* _WHAT YOU ARE ASKED TO DO_: Set down each entry from the block beneath, exactly as written.

* _GIVEN DATA_:
▬▬▬▬▬▬

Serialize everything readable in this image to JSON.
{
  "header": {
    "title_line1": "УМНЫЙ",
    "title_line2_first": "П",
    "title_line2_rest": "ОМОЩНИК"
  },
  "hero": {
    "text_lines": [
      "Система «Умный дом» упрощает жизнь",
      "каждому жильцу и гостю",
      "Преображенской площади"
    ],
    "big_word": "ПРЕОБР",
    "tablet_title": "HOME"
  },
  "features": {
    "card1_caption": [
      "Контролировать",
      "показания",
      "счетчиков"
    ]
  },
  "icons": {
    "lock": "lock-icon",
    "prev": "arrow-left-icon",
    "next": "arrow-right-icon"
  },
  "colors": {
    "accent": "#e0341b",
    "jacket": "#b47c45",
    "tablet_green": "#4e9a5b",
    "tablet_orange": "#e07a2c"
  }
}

▬▬▬▬▬▬

* _SOLUTION FOR THIS PROBLEM_:
Serialize everything readable in this image to JSON.
{
  "header": {
    "title_line1": "УМНЫЙ",
    "title_line2_first": "П",
    "title_line2_rest": "ОМОЩНИК"
  },
  "hero": {
    "text_lines": [
      "Система «Умный дом» упрощает жизнь",
      "каждому жильцу и гостю",
      "Преображенской площади"
    ],
    "big_word": "ПРЕОБР",
    "tablet_title": "HOME"
  },
  "features": {
    "card1_caption": [
      "Контролировать",
      "показания",
      "счетчиков"
    ]
  },
  "icons": {
    "lock": "lock-icon",
    "prev": "arrow-left-icon",
    "next": "arrow-right-icon"
  },
  "colors": {
    "accent": "#e0341b",
    "jacket": "#b47c45",
    "tablet_green": "#4e9a5b",
    "tablet_orange": "#e07a2c"
  }
}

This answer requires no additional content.